**Stored data entries:**
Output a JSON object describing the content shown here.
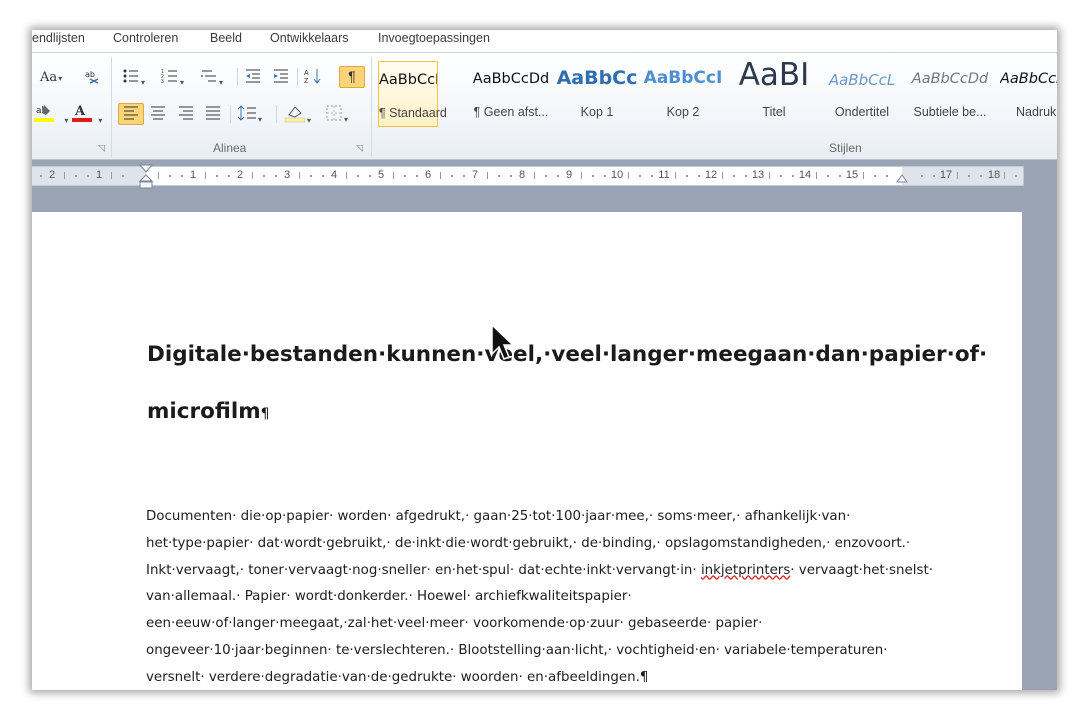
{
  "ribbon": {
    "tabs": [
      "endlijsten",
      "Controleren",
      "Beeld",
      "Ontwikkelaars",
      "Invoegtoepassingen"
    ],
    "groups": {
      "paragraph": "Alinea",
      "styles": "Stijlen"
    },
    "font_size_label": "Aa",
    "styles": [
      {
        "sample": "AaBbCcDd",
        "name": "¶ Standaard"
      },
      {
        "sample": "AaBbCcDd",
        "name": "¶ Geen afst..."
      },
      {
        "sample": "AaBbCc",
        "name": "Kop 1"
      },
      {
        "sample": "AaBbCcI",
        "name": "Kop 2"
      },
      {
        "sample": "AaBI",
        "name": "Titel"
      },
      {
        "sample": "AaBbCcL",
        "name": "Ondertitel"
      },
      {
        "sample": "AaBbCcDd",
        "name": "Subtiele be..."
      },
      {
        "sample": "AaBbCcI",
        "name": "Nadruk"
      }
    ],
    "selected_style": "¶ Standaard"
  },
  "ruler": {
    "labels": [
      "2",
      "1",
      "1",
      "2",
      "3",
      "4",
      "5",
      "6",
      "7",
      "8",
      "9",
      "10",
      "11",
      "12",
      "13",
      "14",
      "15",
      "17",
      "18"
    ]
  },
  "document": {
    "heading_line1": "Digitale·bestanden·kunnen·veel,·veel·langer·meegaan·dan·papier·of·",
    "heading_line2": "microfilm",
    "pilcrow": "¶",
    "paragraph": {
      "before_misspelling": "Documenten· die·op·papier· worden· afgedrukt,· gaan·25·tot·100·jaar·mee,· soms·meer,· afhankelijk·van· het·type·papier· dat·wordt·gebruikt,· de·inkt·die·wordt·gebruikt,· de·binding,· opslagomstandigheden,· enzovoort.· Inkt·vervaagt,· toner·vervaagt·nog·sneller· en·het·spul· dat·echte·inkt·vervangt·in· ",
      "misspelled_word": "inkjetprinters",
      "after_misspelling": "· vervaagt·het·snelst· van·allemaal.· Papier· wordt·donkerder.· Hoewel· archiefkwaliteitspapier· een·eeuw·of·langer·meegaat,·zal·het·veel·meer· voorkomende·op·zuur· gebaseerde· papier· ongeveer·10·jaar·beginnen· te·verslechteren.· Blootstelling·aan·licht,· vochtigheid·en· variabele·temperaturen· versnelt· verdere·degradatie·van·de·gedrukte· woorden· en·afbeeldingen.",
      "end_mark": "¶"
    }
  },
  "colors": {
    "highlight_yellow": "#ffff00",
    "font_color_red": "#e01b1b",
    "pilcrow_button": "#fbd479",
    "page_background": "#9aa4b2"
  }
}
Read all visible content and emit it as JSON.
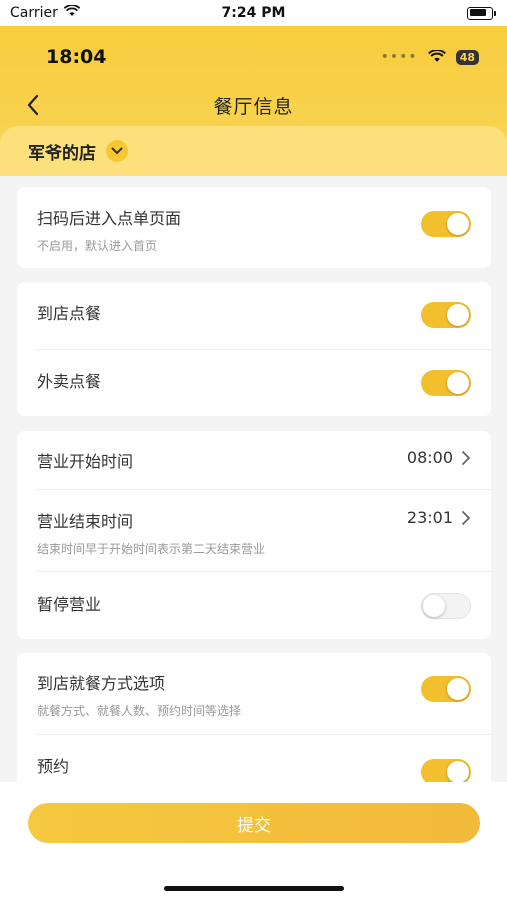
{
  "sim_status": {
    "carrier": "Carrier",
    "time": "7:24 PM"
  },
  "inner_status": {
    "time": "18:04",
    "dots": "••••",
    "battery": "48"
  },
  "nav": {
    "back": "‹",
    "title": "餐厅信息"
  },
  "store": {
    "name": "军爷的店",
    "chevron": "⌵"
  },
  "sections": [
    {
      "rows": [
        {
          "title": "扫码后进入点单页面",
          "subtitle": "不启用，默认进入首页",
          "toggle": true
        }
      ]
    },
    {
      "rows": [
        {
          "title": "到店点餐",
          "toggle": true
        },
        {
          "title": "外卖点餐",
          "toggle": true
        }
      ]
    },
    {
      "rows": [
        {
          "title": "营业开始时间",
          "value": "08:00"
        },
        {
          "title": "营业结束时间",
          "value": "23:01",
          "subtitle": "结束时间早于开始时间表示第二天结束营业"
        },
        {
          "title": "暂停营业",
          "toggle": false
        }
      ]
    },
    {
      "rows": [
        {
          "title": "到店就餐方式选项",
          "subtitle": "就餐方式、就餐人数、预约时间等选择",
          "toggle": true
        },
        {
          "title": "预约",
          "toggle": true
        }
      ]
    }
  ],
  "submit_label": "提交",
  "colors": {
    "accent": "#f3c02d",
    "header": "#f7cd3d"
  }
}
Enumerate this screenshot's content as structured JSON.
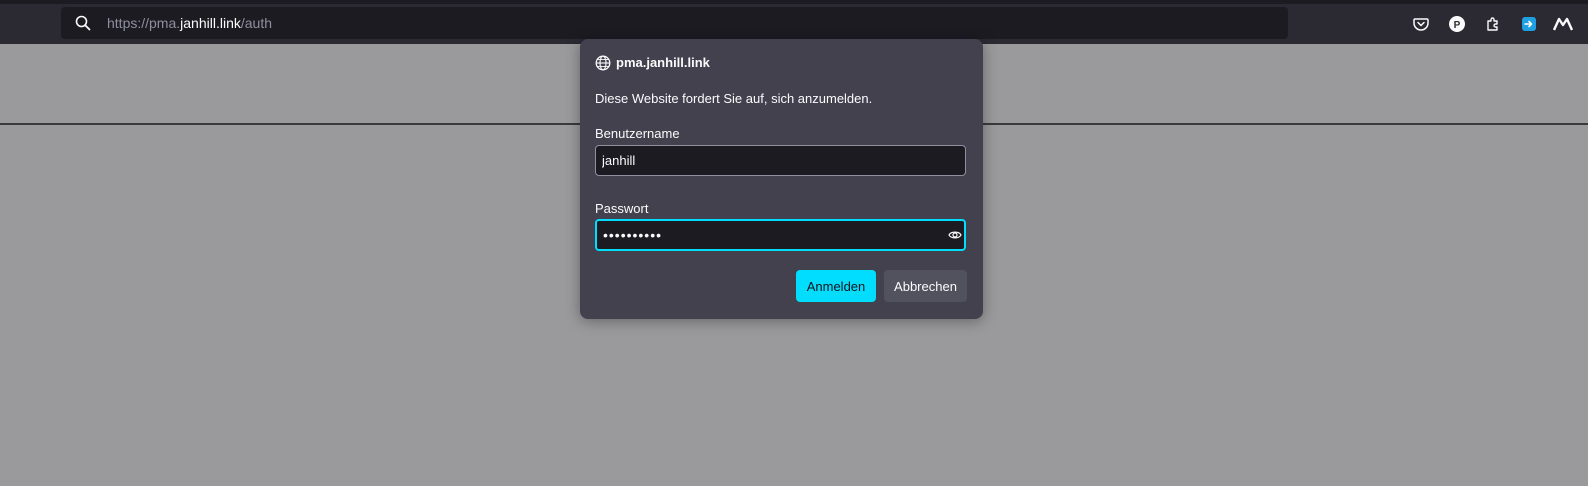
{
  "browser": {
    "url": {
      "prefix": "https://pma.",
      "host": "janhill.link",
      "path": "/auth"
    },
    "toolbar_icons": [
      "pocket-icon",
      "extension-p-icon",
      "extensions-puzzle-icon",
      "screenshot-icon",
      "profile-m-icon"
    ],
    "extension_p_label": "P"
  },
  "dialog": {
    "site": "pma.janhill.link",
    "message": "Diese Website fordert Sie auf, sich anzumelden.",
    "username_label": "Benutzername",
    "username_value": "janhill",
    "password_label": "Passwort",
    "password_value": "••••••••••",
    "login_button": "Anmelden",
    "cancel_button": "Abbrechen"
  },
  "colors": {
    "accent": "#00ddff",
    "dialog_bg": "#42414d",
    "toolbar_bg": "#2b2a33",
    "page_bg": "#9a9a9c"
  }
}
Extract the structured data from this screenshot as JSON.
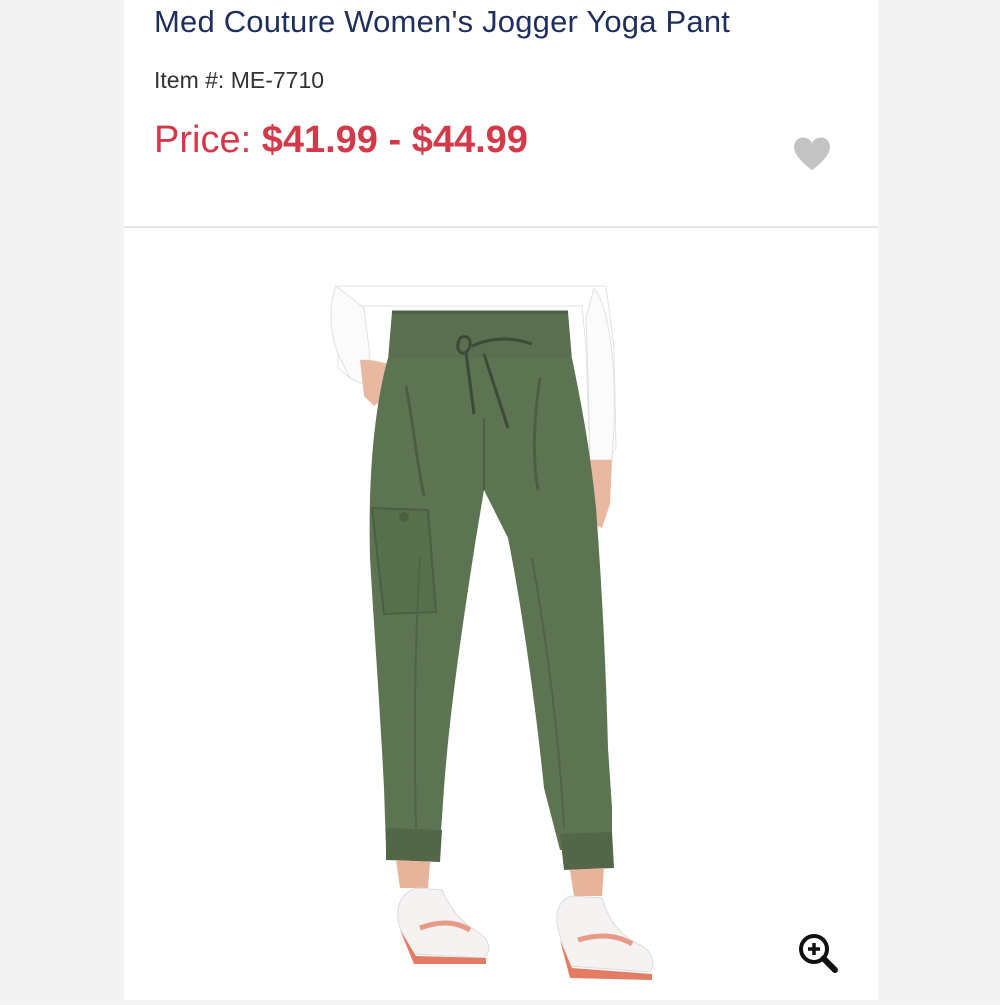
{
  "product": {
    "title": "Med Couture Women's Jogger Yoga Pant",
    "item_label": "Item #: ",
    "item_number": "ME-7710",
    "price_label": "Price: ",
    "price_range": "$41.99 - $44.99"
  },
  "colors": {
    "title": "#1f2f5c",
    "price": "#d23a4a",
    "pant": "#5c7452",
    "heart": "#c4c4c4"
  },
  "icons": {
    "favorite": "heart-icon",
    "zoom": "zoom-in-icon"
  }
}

**Objective:** Write out the listing word for word, omitting the pictures it holds.

**Result of this exercise:**
Output a JSON object describing the content shown here.
{
  "ribbon": {
    "tabs": [
      "endlijsten",
      "Controleren",
      "Beeld",
      "Ontwikkelaars",
      "Invoegtoepassingen"
    ],
    "groups": {
      "paragraph": "Alinea",
      "styles": "Stijlen"
    },
    "font_size_label": "Aa",
    "styles": [
      {
        "sample": "AaBbCcDd",
        "name": "¶ Standaard"
      },
      {
        "sample": "AaBbCcDd",
        "name": "¶ Geen afst..."
      },
      {
        "sample": "AaBbCc",
        "name": "Kop 1"
      },
      {
        "sample": "AaBbCcI",
        "name": "Kop 2"
      },
      {
        "sample": "AaBI",
        "name": "Titel"
      },
      {
        "sample": "AaBbCcL",
        "name": "Ondertitel"
      },
      {
        "sample": "AaBbCcDd",
        "name": "Subtiele be..."
      },
      {
        "sample": "AaBbCcI",
        "name": "Nadruk"
      }
    ],
    "selected_style": "¶ Standaard"
  },
  "ruler": {
    "labels": [
      "2",
      "1",
      "1",
      "2",
      "3",
      "4",
      "5",
      "6",
      "7",
      "8",
      "9",
      "10",
      "11",
      "12",
      "13",
      "14",
      "15",
      "17",
      "18"
    ]
  },
  "document": {
    "heading_line1": "Digitale·bestanden·kunnen·veel,·veel·langer·meegaan·dan·papier·of·",
    "heading_line2": "microfilm",
    "pilcrow": "¶",
    "paragraph": {
      "before_misspelling": "Documenten· die·op·papier· worden· afgedrukt,· gaan·25·tot·100·jaar·mee,· soms·meer,· afhankelijk·van· het·type·papier· dat·wordt·gebruikt,· de·inkt·die·wordt·gebruikt,· de·binding,· opslagomstandigheden,· enzovoort.· Inkt·vervaagt,· toner·vervaagt·nog·sneller· en·het·spul· dat·echte·inkt·vervangt·in· ",
      "misspelled_word": "inkjetprinters",
      "after_misspelling": "· vervaagt·het·snelst· van·allemaal.· Papier· wordt·donkerder.· Hoewel· archiefkwaliteitspapier· een·eeuw·of·langer·meegaat,·zal·het·veel·meer· voorkomende·op·zuur· gebaseerde· papier· ongeveer·10·jaar·beginnen· te·verslechteren.· Blootstelling·aan·licht,· vochtigheid·en· variabele·temperaturen· versnelt· verdere·degradatie·van·de·gedrukte· woorden· en·afbeeldingen.",
      "end_mark": "¶"
    }
  },
  "colors": {
    "highlight_yellow": "#ffff00",
    "font_color_red": "#e01b1b",
    "pilcrow_button": "#fbd479",
    "page_background": "#9aa4b2"
  }
}
Read all visible content and emit it as JSON.
{
  "sim_status": {
    "carrier": "Carrier",
    "time": "7:24 PM"
  },
  "inner_status": {
    "time": "18:04",
    "dots": "••••",
    "battery": "48"
  },
  "nav": {
    "back": "‹",
    "title": "餐厅信息"
  },
  "store": {
    "name": "军爷的店",
    "chevron": "⌵"
  },
  "sections": [
    {
      "rows": [
        {
          "title": "扫码后进入点单页面",
          "subtitle": "不启用，默认进入首页",
          "toggle": true
        }
      ]
    },
    {
      "rows": [
        {
          "title": "到店点餐",
          "toggle": true
        },
        {
          "title": "外卖点餐",
          "toggle": true
        }
      ]
    },
    {
      "rows": [
        {
          "title": "营业开始时间",
          "value": "08:00"
        },
        {
          "title": "营业结束时间",
          "value": "23:01",
          "subtitle": "结束时间早于开始时间表示第二天结束营业"
        },
        {
          "title": "暂停营业",
          "toggle": false
        }
      ]
    },
    {
      "rows": [
        {
          "title": "到店就餐方式选项",
          "subtitle": "就餐方式、就餐人数、预约时间等选择",
          "toggle": true
        },
        {
          "title": "预约",
          "toggle": true
        }
      ]
    }
  ],
  "submit_label": "提交",
  "colors": {
    "accent": "#f3c02d",
    "header": "#f7cd3d"
  }
}
Enumerate this screenshot's content as structured JSON.
{
  "browser": {
    "url": {
      "prefix": "https://pma.",
      "host": "janhill.link",
      "path": "/auth"
    },
    "toolbar_icons": [
      "pocket-icon",
      "extension-p-icon",
      "extensions-puzzle-icon",
      "screenshot-icon",
      "profile-m-icon"
    ],
    "extension_p_label": "P"
  },
  "dialog": {
    "site": "pma.janhill.link",
    "message": "Diese Website fordert Sie auf, sich anzumelden.",
    "username_label": "Benutzername",
    "username_value": "janhill",
    "password_label": "Passwort",
    "password_value": "••••••••••",
    "login_button": "Anmelden",
    "cancel_button": "Abbrechen"
  },
  "colors": {
    "accent": "#00ddff",
    "dialog_bg": "#42414d",
    "toolbar_bg": "#2b2a33",
    "page_bg": "#9a9a9c"
  }
}
Extract the structured data from this screenshot as JSON.
{
  "product": {
    "title": "Med Couture Women's Jogger Yoga Pant",
    "item_label": "Item #: ",
    "item_number": "ME-7710",
    "price_label": "Price: ",
    "price_range": "$41.99 - $44.99"
  },
  "colors": {
    "title": "#1f2f5c",
    "price": "#d23a4a",
    "pant": "#5c7452",
    "heart": "#c4c4c4"
  },
  "icons": {
    "favorite": "heart-icon",
    "zoom": "zoom-in-icon"
  }
}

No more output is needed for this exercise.